TASK OBJECTIVE:
Find the lines containing "agree" and say how many there are, with no other words.

DATA FOR PROCESSING:
--------------------------------

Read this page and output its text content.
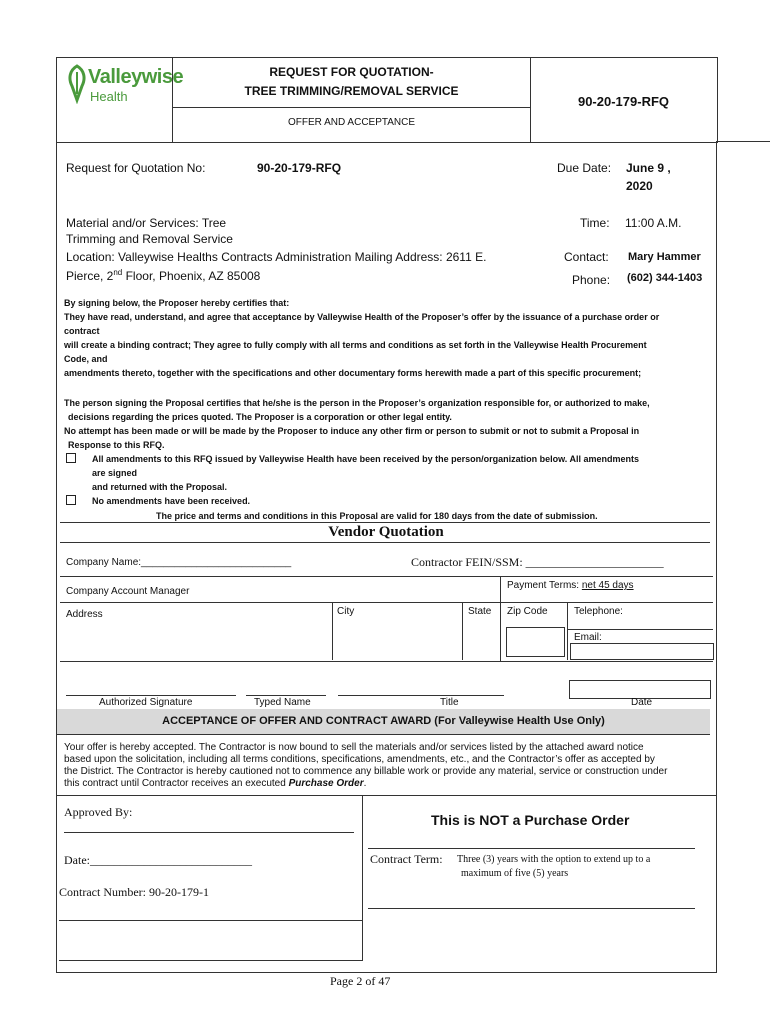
Valleywise
Health
REQUEST FOR QUOTATION-
TREE TRIMMING/REMOVAL SERVICE
OFFER AND ACCEPTANCE
90-20-179-RFQ
Request for Quotation No:	90-20-179-RFQ	Due Date: June 9 ,
2020
Material and/or Services: Tree
Trimming and Removal Service
Time: 11:00 A.M.
Location: Valleywise Healths Contracts Administration Mailing Address: 2611 E.
Pierce, 2nd Floor, Phoenix, AZ 85008
Contact: Mary Hammer
Phone: (602) 344-1403
By signing below, the Proposer hereby certifies that:
They have read, understand, and agree that acceptance by Valleywise Health of the Proposer’s offer by the issuance of a purchase order or
contract
will create a binding contract; They agree to fully comply with all terms and conditions as set forth in the Valleywise Health Procurement
Code, and
amendments thereto, together with the specifications and other documentary forms herewith made a part of this specific procurement;
The person signing the Proposal certifies that he/she is the person in the Proposer’s organization responsible for, or authorized to make,
decisions regarding the prices quoted. The Proposer is a corporation or other legal entity.
No attempt has been made or will be made by the Proposer to induce any other firm or person to submit or not to submit a Proposal in
Response to this RFQ.
All amendments to this RFQ issued by Valleywise Health have been received by the person/organization below. All amendments
are signed
and returned with the Proposal.
No amendments have been received.
The price and terms and conditions in this Proposal are valid for 180 days from the date of submission.
Vendor Quotation
Company Name:___________________________	Contractor FEIN/SSM: _______________________
Payment Terms: net 45 days
Company Account Manager
Address	City	State Zip Code	Telephone:
Email:
Authorized Signature	Typed Name	Title	Date
ACCEPTANCE OF OFFER AND CONTRACT AWARD (For Valleywise Health Use Only)
Your offer is hereby accepted. The Contractor is now bound to sell the materials and/or services listed by the attached award notice
based upon the solicitation, including all terms conditions, specifications, amendments, etc., and the Contractor’s offer as accepted by
the District. The Contractor is hereby cautioned not to commence any billable work or provide any material, service or construction under
this contract until Contractor receives an executed Purchase Order.
Approved By:	This is NOT a Purchase Order
Date:___________________________	Contract Term: Three (3) years with the option to extend up to a
maximum of five (5) years
Contract Number: 90-20-179-1
Page 2 of 47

--------------------------------

IN RESPONSE:
2